- Problem: Do not copy the pictures; transcribe all other material exactly.

## Begin Records to use

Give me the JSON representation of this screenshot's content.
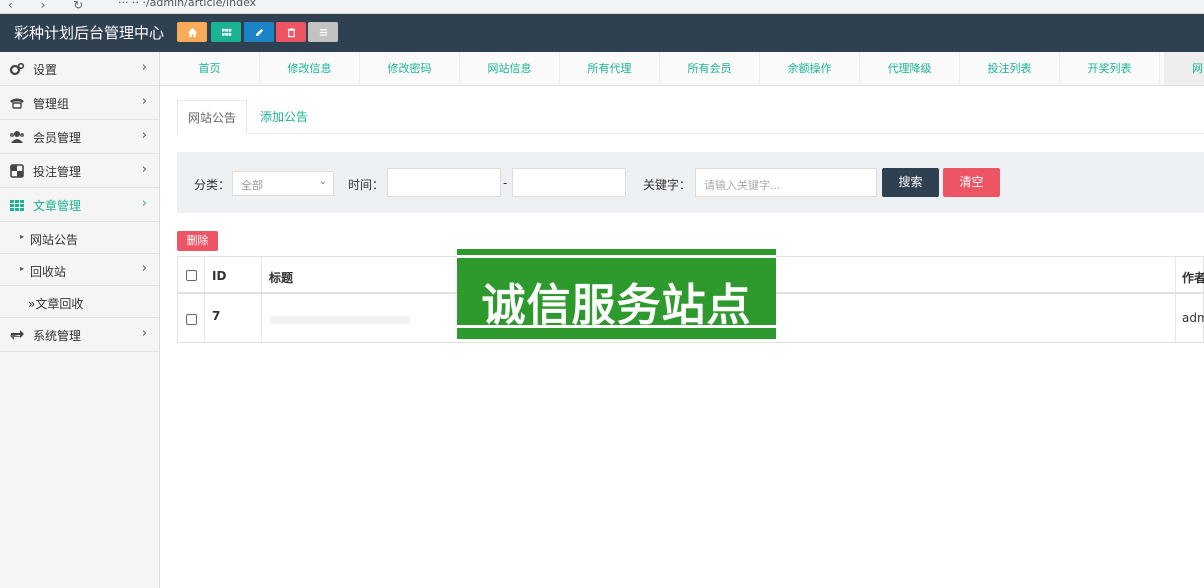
{
  "browser": {
    "nav_glyphs": "‹ › ↻",
    "url": "··· ·· ·/admin/article/index"
  },
  "header": {
    "brand": "彩种计划后台管理中心",
    "quick_buttons": [
      {
        "icon": "home-icon",
        "color": "#f8ac59"
      },
      {
        "icon": "grid-icon",
        "color": "#1ab394"
      },
      {
        "icon": "pencil-icon",
        "color": "#1c84c6"
      },
      {
        "icon": "trash-icon",
        "color": "#ed5565"
      },
      {
        "icon": "list-icon",
        "color": "#c2c2c2"
      }
    ]
  },
  "sidebar": {
    "items": [
      {
        "label": "设置",
        "icon": "gears-icon"
      },
      {
        "label": "管理组",
        "icon": "phone-icon"
      },
      {
        "label": "会员管理",
        "icon": "users-icon"
      },
      {
        "label": "投注管理",
        "icon": "dice-icon"
      },
      {
        "label": "文章管理",
        "icon": "table-grid-icon",
        "active": true
      },
      {
        "label": "系统管理",
        "icon": "refresh-icon"
      }
    ],
    "sub_items": [
      {
        "label": "网站公告"
      },
      {
        "label": "回收站"
      },
      {
        "label": "»文章回收"
      }
    ],
    "chevron": "›",
    "triangle": "▸"
  },
  "tabbar": {
    "tabs": [
      "首页",
      "修改信息",
      "修改密码",
      "网站信息",
      "所有代理",
      "所有会员",
      "余额操作",
      "代理降级",
      "投注列表",
      "开奖列表",
      "网"
    ]
  },
  "subtabs": {
    "active": "网站公告",
    "other": "添加公告"
  },
  "filter": {
    "category_label": "分类：",
    "category_value": "全部",
    "time_label": "时间：",
    "time_separator": "-",
    "start_value": "",
    "end_value": "",
    "keyword_label": "关键字：",
    "keyword_placeholder": "请输入关键字...",
    "search_label": "搜索",
    "clear_label": "清空",
    "search_color": "#2f4050",
    "clear_color": "#ed5565"
  },
  "actions": {
    "delete_label": "删除"
  },
  "table": {
    "columns": [
      "ID",
      "标题",
      "作者"
    ],
    "rows": [
      {
        "id": "7",
        "title": "",
        "author": "adm"
      }
    ]
  },
  "watermark": {
    "text": "诚信服务站点"
  },
  "colors": {
    "accent": "#1ab394",
    "topbar": "#2f4050",
    "danger": "#ed5565"
  }
}
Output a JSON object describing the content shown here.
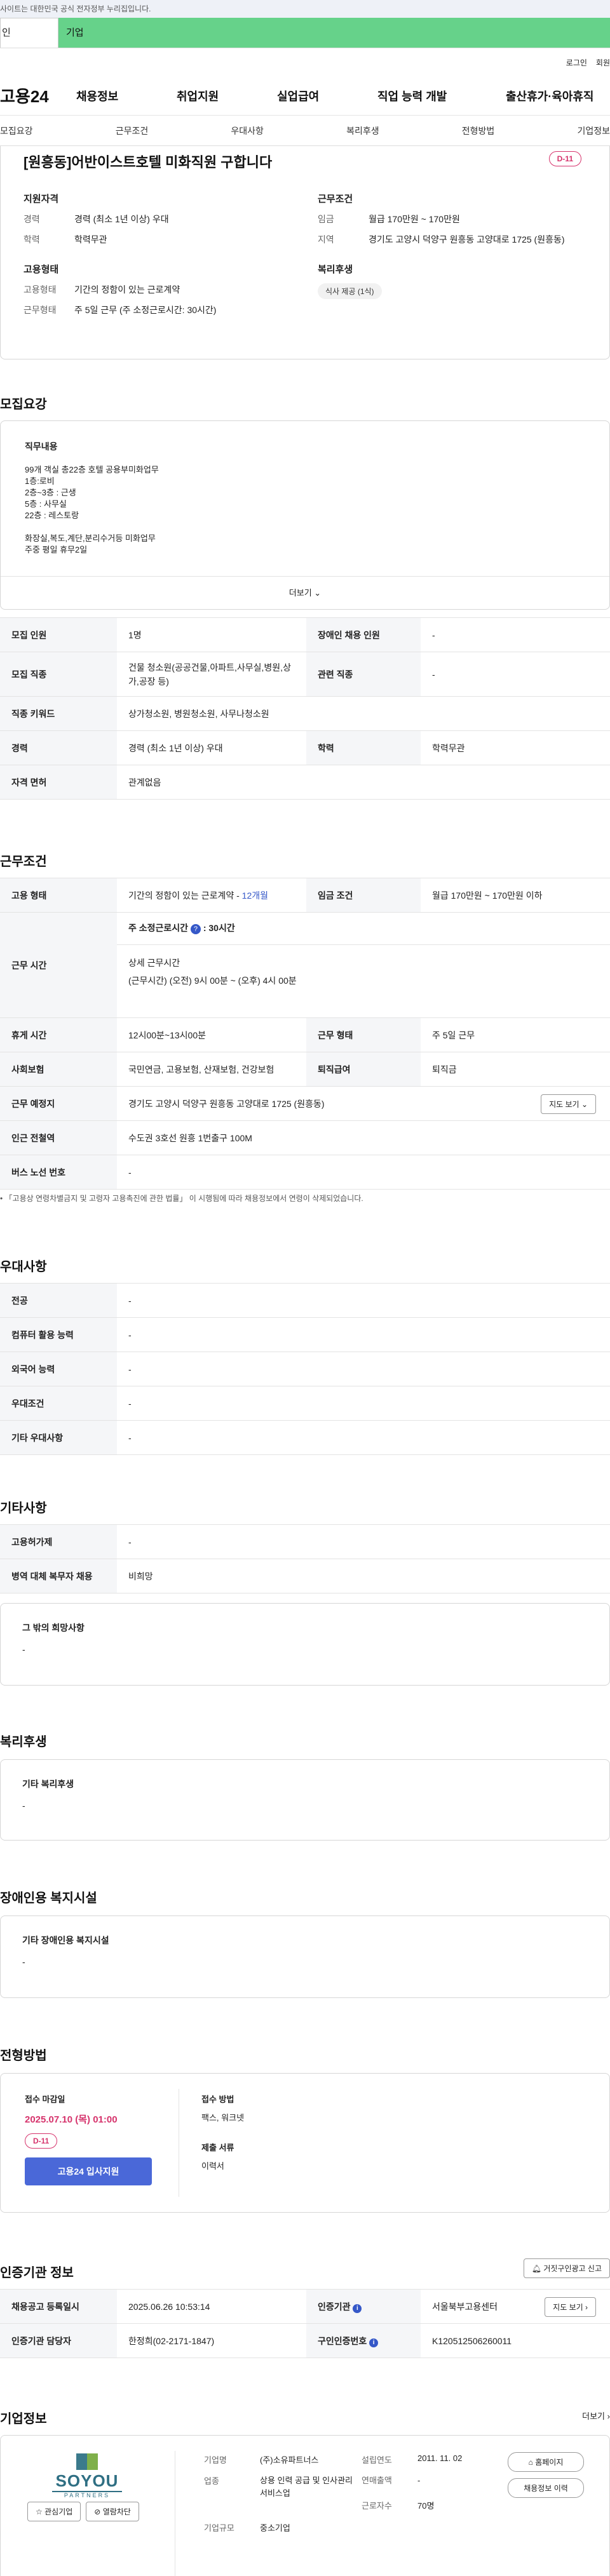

## End Records to use

- Right answer:
Give me the JSON representation of this screenshot's content.
{
  "browser": {
    "nav_glyphs": "‹ › ↻",
    "url": "··· ·· ·/admin/article/index"
  },
  "header": {
    "brand": "彩种计划后台管理中心",
    "quick_buttons": [
      {
        "icon": "home-icon",
        "color": "#f8ac59"
      },
      {
        "icon": "grid-icon",
        "color": "#1ab394"
      },
      {
        "icon": "pencil-icon",
        "color": "#1c84c6"
      },
      {
        "icon": "trash-icon",
        "color": "#ed5565"
      },
      {
        "icon": "list-icon",
        "color": "#c2c2c2"
      }
    ]
  },
  "sidebar": {
    "items": [
      {
        "label": "设置",
        "icon": "gears-icon"
      },
      {
        "label": "管理组",
        "icon": "phone-icon"
      },
      {
        "label": "会员管理",
        "icon": "users-icon"
      },
      {
        "label": "投注管理",
        "icon": "dice-icon"
      },
      {
        "label": "文章管理",
        "icon": "table-grid-icon",
        "active": true
      },
      {
        "label": "系统管理",
        "icon": "refresh-icon"
      }
    ],
    "sub_items": [
      {
        "label": "网站公告"
      },
      {
        "label": "回收站"
      },
      {
        "label": "»文章回收"
      }
    ],
    "chevron": "›",
    "triangle": "▸"
  },
  "tabbar": {
    "tabs": [
      "首页",
      "修改信息",
      "修改密码",
      "网站信息",
      "所有代理",
      "所有会员",
      "余额操作",
      "代理降级",
      "投注列表",
      "开奖列表",
      "网"
    ]
  },
  "subtabs": {
    "active": "网站公告",
    "other": "添加公告"
  },
  "filter": {
    "category_label": "分类：",
    "category_value": "全部",
    "time_label": "时间：",
    "time_separator": "-",
    "start_value": "",
    "end_value": "",
    "keyword_label": "关键字：",
    "keyword_placeholder": "请输入关键字...",
    "search_label": "搜索",
    "clear_label": "清空",
    "search_color": "#2f4050",
    "clear_color": "#ed5565"
  },
  "actions": {
    "delete_label": "删除"
  },
  "table": {
    "columns": [
      "ID",
      "标题",
      "作者"
    ],
    "rows": [
      {
        "id": "7",
        "title": "",
        "author": "adm"
      }
    ]
  },
  "watermark": {
    "text": "诚信服务站点"
  },
  "colors": {
    "accent": "#1ab394",
    "topbar": "#2f4050",
    "danger": "#ed5565"
  }
}
Output a JSON object describing the content shown here.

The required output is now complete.